--- Begin INPUT ROWS ---

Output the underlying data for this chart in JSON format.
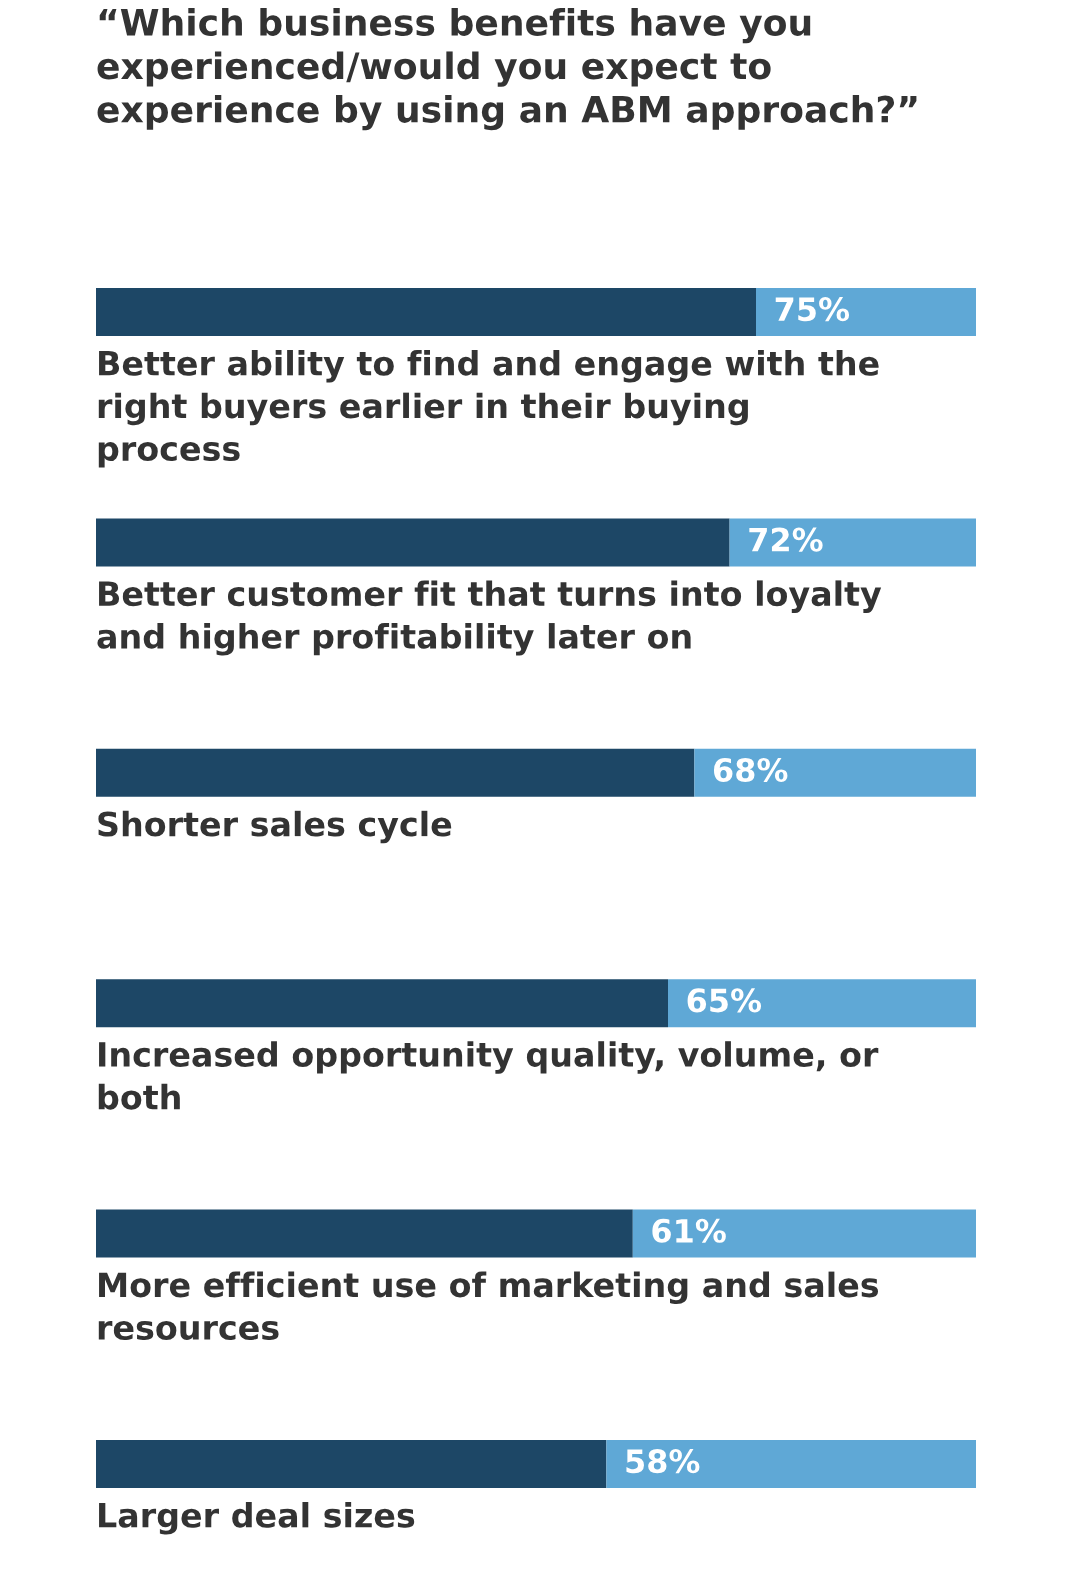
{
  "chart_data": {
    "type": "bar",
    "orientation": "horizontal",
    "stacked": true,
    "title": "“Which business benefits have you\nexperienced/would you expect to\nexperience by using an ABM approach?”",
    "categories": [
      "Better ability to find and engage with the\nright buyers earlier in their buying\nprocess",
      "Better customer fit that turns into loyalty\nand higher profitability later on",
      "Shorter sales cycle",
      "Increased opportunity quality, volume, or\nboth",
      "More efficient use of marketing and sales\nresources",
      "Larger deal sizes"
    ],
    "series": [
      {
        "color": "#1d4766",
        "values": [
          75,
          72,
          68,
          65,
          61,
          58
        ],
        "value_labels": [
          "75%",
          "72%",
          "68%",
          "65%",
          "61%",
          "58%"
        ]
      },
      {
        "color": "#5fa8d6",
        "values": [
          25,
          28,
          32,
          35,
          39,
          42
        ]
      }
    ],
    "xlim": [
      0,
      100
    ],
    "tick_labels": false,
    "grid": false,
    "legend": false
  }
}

--- End INPUT ROWS ---

(DIRECTION):
Look through the data and show every line containing "Better".

(SOLVED PROBLEM):
      "Better ability to find and engage with the\nright buyers earlier in their buying\nprocess",
      "Better customer fit that turns into loyalty\nand higher profitability later on",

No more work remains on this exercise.